_Record extracts:_
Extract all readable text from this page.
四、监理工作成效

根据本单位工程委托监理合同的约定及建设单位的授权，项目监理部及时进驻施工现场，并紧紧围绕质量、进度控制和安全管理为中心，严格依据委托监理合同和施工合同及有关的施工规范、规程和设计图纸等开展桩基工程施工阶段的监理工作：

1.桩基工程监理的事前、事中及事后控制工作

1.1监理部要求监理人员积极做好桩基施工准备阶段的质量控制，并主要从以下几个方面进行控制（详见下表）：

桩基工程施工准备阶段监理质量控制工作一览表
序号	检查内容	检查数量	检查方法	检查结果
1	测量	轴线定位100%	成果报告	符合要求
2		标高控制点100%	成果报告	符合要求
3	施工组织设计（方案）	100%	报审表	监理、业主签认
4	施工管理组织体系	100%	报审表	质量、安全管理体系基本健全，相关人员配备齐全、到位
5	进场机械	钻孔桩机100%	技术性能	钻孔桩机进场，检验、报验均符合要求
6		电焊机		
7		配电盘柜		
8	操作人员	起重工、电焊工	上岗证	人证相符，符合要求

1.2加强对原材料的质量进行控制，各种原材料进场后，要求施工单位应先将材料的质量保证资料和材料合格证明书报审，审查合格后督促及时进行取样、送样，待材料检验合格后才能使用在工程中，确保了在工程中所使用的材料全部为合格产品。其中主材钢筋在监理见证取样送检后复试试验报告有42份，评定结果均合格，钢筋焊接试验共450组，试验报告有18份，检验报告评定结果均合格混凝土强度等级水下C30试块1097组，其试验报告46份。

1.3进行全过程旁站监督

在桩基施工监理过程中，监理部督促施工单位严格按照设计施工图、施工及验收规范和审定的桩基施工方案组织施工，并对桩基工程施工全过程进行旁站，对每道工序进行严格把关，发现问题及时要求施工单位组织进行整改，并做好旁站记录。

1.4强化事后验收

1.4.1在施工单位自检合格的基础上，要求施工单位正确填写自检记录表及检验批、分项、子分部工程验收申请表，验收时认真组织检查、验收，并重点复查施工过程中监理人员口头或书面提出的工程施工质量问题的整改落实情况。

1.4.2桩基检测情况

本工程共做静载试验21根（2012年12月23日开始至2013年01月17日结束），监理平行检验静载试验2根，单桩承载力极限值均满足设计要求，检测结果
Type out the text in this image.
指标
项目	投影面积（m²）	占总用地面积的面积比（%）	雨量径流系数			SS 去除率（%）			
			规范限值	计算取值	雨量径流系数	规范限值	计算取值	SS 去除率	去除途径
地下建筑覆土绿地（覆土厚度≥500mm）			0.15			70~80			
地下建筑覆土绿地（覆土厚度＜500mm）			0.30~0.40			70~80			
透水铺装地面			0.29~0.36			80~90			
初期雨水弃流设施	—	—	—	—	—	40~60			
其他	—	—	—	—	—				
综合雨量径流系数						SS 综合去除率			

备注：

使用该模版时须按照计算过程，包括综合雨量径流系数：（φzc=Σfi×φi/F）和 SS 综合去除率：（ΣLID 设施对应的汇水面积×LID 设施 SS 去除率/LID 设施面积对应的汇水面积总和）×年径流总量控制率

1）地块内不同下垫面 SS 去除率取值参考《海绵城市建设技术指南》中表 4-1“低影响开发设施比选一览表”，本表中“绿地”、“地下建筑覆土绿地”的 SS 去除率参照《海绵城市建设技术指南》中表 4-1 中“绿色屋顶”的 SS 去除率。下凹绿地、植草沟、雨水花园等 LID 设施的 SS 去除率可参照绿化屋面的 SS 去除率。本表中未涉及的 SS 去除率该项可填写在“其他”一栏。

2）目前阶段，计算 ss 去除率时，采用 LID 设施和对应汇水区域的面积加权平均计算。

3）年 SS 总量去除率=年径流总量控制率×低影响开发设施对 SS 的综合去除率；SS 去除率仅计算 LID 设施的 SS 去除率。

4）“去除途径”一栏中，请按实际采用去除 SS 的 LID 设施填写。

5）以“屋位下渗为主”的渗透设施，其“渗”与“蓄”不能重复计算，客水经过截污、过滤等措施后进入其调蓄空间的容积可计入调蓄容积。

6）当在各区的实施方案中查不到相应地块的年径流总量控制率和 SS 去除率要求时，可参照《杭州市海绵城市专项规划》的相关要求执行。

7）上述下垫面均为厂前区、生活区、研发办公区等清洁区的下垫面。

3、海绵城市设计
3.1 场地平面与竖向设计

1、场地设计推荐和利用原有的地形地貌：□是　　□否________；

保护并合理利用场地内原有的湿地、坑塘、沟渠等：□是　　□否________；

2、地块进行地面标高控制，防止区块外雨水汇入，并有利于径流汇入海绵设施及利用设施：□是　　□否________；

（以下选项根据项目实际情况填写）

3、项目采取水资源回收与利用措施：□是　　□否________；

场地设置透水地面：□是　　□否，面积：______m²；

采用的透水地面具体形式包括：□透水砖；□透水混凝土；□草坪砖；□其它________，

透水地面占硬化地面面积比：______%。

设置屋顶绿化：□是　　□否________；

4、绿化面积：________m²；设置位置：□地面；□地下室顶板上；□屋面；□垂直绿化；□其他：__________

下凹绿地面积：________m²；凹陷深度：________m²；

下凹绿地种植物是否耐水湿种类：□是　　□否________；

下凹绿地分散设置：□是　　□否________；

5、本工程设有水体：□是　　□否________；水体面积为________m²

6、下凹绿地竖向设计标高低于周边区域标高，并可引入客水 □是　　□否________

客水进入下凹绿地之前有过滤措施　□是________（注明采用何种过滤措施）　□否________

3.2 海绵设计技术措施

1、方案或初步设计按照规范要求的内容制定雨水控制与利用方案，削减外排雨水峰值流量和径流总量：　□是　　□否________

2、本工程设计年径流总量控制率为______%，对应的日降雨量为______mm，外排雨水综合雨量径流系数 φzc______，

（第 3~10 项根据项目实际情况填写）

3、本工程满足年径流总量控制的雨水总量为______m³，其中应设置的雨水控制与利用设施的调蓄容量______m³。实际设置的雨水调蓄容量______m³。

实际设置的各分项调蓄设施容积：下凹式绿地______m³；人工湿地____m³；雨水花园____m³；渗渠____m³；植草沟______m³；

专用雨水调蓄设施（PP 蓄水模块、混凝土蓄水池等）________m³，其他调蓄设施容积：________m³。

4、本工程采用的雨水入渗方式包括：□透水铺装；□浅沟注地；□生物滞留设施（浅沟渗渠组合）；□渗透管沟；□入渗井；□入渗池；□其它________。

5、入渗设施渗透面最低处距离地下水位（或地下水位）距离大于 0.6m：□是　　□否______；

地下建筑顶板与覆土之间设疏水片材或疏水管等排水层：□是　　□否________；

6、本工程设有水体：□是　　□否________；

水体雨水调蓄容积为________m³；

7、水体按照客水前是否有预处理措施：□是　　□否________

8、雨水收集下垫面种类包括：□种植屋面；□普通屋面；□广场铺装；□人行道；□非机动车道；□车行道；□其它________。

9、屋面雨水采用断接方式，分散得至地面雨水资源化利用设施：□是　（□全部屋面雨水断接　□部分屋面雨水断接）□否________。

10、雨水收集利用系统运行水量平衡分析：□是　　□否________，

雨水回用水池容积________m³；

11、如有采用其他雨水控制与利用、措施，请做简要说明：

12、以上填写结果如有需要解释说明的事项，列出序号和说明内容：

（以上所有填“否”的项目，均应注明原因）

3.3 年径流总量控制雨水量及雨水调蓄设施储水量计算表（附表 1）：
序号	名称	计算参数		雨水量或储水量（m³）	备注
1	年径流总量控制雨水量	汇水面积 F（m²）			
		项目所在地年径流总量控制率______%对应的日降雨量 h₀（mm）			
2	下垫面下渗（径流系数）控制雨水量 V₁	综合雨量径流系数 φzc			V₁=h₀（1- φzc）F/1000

_Task prompt:_ Find "this". Copy every line it occurs in.

_Task response:_
Extract all readable text from this page.
Type out the text in this image.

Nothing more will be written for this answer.